■ **What you need to do**: Print every one of the entries below again, unchanged, character for character.

■ **Excerpted data**:

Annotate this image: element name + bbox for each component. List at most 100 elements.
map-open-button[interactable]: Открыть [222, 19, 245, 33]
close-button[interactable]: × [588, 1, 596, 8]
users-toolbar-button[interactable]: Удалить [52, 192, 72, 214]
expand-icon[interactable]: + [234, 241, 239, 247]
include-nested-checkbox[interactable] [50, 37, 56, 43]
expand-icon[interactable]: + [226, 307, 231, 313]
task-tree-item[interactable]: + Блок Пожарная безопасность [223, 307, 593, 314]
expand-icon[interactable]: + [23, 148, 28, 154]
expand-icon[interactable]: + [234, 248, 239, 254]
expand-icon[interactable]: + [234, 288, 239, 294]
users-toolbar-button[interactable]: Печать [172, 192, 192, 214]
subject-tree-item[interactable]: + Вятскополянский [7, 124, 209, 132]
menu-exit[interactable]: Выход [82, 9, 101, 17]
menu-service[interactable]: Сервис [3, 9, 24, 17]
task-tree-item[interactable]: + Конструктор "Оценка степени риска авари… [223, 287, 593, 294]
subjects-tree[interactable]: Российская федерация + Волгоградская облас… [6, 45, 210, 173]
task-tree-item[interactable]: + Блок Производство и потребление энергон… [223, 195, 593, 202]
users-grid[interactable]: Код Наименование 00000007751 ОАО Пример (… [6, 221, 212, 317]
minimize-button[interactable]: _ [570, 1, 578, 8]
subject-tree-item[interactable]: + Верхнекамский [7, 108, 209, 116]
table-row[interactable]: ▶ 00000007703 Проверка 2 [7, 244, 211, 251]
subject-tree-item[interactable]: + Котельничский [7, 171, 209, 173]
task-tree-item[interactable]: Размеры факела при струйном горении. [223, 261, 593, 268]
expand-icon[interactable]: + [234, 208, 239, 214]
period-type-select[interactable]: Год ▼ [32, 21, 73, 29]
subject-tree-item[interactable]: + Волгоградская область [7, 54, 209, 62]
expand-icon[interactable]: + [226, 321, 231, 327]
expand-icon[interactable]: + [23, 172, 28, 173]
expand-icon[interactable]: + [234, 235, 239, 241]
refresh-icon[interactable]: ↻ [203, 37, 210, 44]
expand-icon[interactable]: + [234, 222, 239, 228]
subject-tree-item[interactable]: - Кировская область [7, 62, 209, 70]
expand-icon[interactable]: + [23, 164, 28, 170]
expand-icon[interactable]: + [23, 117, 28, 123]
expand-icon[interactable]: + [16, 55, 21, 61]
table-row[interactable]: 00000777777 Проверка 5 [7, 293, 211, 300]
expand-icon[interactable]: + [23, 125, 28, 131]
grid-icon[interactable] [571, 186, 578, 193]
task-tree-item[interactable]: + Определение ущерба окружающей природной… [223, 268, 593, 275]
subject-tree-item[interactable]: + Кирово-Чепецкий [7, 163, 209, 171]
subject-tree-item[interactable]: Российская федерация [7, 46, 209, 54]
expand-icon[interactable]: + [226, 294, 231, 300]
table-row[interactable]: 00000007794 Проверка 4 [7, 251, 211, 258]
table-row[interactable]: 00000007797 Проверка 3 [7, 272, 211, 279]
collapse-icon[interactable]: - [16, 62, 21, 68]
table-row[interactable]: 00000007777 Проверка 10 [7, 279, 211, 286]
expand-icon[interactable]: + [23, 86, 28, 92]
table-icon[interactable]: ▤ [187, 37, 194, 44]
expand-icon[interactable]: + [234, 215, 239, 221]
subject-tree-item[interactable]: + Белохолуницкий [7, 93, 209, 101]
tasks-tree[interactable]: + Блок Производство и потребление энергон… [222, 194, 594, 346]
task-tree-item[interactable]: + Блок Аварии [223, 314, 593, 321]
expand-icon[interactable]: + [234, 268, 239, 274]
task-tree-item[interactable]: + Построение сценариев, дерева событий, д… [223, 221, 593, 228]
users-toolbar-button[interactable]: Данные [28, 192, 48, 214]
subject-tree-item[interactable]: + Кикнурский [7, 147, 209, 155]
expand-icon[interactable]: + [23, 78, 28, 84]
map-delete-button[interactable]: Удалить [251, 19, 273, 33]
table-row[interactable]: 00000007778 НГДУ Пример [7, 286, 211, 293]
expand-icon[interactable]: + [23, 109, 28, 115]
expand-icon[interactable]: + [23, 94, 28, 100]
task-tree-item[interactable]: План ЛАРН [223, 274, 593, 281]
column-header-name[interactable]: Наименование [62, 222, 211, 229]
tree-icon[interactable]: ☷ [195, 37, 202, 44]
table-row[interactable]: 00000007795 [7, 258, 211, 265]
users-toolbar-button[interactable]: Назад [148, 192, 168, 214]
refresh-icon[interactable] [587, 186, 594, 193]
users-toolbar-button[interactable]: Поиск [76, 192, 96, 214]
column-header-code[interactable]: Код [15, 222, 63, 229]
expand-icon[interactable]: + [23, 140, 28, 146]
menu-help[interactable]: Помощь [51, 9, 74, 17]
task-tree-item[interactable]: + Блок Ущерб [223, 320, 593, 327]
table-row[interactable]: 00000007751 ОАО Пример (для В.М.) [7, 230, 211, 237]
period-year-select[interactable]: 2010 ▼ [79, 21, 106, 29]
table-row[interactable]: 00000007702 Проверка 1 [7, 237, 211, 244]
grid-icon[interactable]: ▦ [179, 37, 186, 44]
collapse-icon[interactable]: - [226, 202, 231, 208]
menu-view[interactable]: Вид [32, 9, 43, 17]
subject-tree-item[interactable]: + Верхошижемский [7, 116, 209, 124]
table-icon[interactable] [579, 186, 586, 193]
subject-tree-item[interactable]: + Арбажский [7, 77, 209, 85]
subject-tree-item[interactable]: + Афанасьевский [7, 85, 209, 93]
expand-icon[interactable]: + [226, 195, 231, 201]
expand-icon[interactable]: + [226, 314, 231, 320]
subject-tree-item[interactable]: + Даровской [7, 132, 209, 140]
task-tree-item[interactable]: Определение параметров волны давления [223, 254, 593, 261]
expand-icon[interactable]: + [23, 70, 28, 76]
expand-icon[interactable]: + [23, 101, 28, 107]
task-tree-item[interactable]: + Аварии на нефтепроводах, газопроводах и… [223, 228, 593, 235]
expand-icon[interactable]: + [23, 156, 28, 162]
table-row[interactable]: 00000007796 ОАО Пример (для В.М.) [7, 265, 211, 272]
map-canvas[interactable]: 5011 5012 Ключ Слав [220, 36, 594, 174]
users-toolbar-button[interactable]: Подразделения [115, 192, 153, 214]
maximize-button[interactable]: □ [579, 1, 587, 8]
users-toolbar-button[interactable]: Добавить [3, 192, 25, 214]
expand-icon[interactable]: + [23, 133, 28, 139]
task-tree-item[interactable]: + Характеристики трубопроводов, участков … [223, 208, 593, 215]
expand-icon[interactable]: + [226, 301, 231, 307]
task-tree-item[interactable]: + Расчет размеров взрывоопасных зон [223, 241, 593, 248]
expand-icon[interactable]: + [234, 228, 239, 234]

■ **Exercise response**:
Annotate this image: element name + bbox for each component. List at most 100 elements.
map-open-button[interactable]: Открыть [222, 19, 245, 33]
close-button[interactable]: × [588, 1, 596, 8]
users-toolbar-button[interactable]: Удалить [52, 192, 72, 214]
expand-icon[interactable]: + [234, 241, 239, 247]
include-nested-checkbox[interactable] [50, 37, 56, 43]
expand-icon[interactable]: + [226, 307, 231, 313]
task-tree-item[interactable]: + Блок Пожарная безопасность [223, 307, 593, 314]
expand-icon[interactable]: + [23, 148, 28, 154]
expand-icon[interactable]: + [234, 248, 239, 254]
expand-icon[interactable]: + [234, 288, 239, 294]
users-toolbar-button[interactable]: Печать [172, 192, 192, 214]
subject-tree-item[interactable]: + Вятскополянский [7, 124, 209, 132]
menu-exit[interactable]: Выход [82, 9, 101, 17]
menu-service[interactable]: Сервис [3, 9, 24, 17]
task-tree-item[interactable]: + Конструктор "Оценка степени риска авари… [223, 287, 593, 294]
subjects-tree[interactable]: Российская федерация + Волгоградская облас… [6, 45, 210, 173]
task-tree-item[interactable]: + Блок Производство и потребление энергон… [223, 195, 593, 202]
users-grid[interactable]: Код Наименование 00000007751 ОАО Пример (… [6, 221, 212, 317]
minimize-button[interactable]: _ [570, 1, 578, 8]
subject-tree-item[interactable]: + Верхнекамский [7, 108, 209, 116]
table-row[interactable]: ▶ 00000007703 Проверка 2 [7, 244, 211, 251]
subject-tree-item[interactable]: + Котельничский [7, 171, 209, 173]
task-tree-item[interactable]: Размеры факела при струйном горении. [223, 261, 593, 268]
expand-icon[interactable]: + [234, 208, 239, 214]
period-type-select[interactable]: Год ▼ [32, 21, 73, 29]
subject-tree-item[interactable]: + Волгоградская область [7, 54, 209, 62]
expand-icon[interactable]: + [226, 321, 231, 327]
expand-icon[interactable]: + [23, 172, 28, 173]
expand-icon[interactable]: + [234, 235, 239, 241]
refresh-icon[interactable]: ↻ [203, 37, 210, 44]
expand-icon[interactable]: + [234, 222, 239, 228]
subject-tree-item[interactable]: - Кировская область [7, 62, 209, 70]
expand-icon[interactable]: + [23, 164, 28, 170]
expand-icon[interactable]: + [23, 117, 28, 123]
expand-icon[interactable]: + [16, 55, 21, 61]
table-row[interactable]: 00000777777 Проверка 5 [7, 293, 211, 300]
expand-icon[interactable]: + [23, 125, 28, 131]
grid-icon[interactable] [571, 186, 578, 193]
task-tree-item[interactable]: + Определение ущерба окружающей природной… [223, 268, 593, 275]
subject-tree-item[interactable]: + Кирово-Чепецкий [7, 163, 209, 171]
subject-tree-item[interactable]: Российская федерация [7, 46, 209, 54]
expand-icon[interactable]: + [226, 294, 231, 300]
table-row[interactable]: 00000007794 Проверка 4 [7, 251, 211, 258]
table-row[interactable]: 00000007797 Проверка 3 [7, 272, 211, 279]
collapse-icon[interactable]: - [16, 62, 21, 68]
table-row[interactable]: 00000007777 Проверка 10 [7, 279, 211, 286]
expand-icon[interactable]: + [23, 86, 28, 92]
table-icon[interactable]: ▤ [187, 37, 194, 44]
expand-icon[interactable]: + [234, 215, 239, 221]
subject-tree-item[interactable]: + Белохолуницкий [7, 93, 209, 101]
tasks-tree[interactable]: + Блок Производство и потребление энергон… [222, 194, 594, 346]
task-tree-item[interactable]: + Блок Аварии [223, 314, 593, 321]
expand-icon[interactable]: + [234, 268, 239, 274]
task-tree-item[interactable]: + Построение сценариев, дерева событий, д… [223, 221, 593, 228]
users-toolbar-button[interactable]: Данные [28, 192, 48, 214]
subject-tree-item[interactable]: + Кикнурский [7, 147, 209, 155]
expand-icon[interactable]: + [23, 78, 28, 84]
map-delete-button[interactable]: Удалить [251, 19, 273, 33]
table-row[interactable]: 00000007778 НГДУ Пример [7, 286, 211, 293]
expand-icon[interactable]: + [23, 109, 28, 115]
expand-icon[interactable]: + [23, 94, 28, 100]
task-tree-item[interactable]: План ЛАРН [223, 274, 593, 281]
column-header-name[interactable]: Наименование [62, 222, 211, 229]
tree-icon[interactable]: ☷ [195, 37, 202, 44]
table-row[interactable]: 00000007795 [7, 258, 211, 265]
users-toolbar-button[interactable]: Назад [148, 192, 168, 214]
refresh-icon[interactable] [587, 186, 594, 193]
users-toolbar-button[interactable]: Поиск [76, 192, 96, 214]
column-header-code[interactable]: Код [15, 222, 63, 229]
expand-icon[interactable]: + [23, 140, 28, 146]
menu-help[interactable]: Помощь [51, 9, 74, 17]
task-tree-item[interactable]: + Блок Ущерб [223, 320, 593, 327]
table-row[interactable]: 00000007751 ОАО Пример (для В.М.) [7, 230, 211, 237]
period-year-select[interactable]: 2010 ▼ [79, 21, 106, 29]
table-row[interactable]: 00000007702 Проверка 1 [7, 237, 211, 244]
grid-icon[interactable]: ▦ [179, 37, 186, 44]
collapse-icon[interactable]: - [226, 202, 231, 208]
menu-view[interactable]: Вид [32, 9, 43, 17]
subject-tree-item[interactable]: + Верхошижемский [7, 116, 209, 124]
table-icon[interactable] [579, 186, 586, 193]
subject-tree-item[interactable]: + Арбажский [7, 77, 209, 85]
subject-tree-item[interactable]: + Афанасьевский [7, 85, 209, 93]
expand-icon[interactable]: + [226, 195, 231, 201]
expand-icon[interactable]: + [226, 314, 231, 320]
subject-tree-item[interactable]: + Даровской [7, 132, 209, 140]
task-tree-item[interactable]: Определение параметров волны давления [223, 254, 593, 261]
expand-icon[interactable]: + [23, 70, 28, 76]
expand-icon[interactable]: + [23, 101, 28, 107]
task-tree-item[interactable]: + Аварии на нефтепроводах, газопроводах и… [223, 228, 593, 235]
expand-icon[interactable]: + [23, 156, 28, 162]
table-row[interactable]: 00000007796 ОАО Пример (для В.М.) [7, 265, 211, 272]
map-canvas[interactable]: 5011 5012 Ключ Слав [220, 36, 594, 174]
users-toolbar-button[interactable]: Подразделения [115, 192, 153, 214]
maximize-button[interactable]: □ [579, 1, 587, 8]
users-toolbar-button[interactable]: Добавить [3, 192, 25, 214]
expand-icon[interactable]: + [23, 133, 28, 139]
task-tree-item[interactable]: + Характеристики трубопроводов, участков … [223, 208, 593, 215]
expand-icon[interactable]: + [226, 301, 231, 307]
task-tree-item[interactable]: + Расчет размеров взрывоопасных зон [223, 241, 593, 248]
expand-icon[interactable]: + [234, 228, 239, 234]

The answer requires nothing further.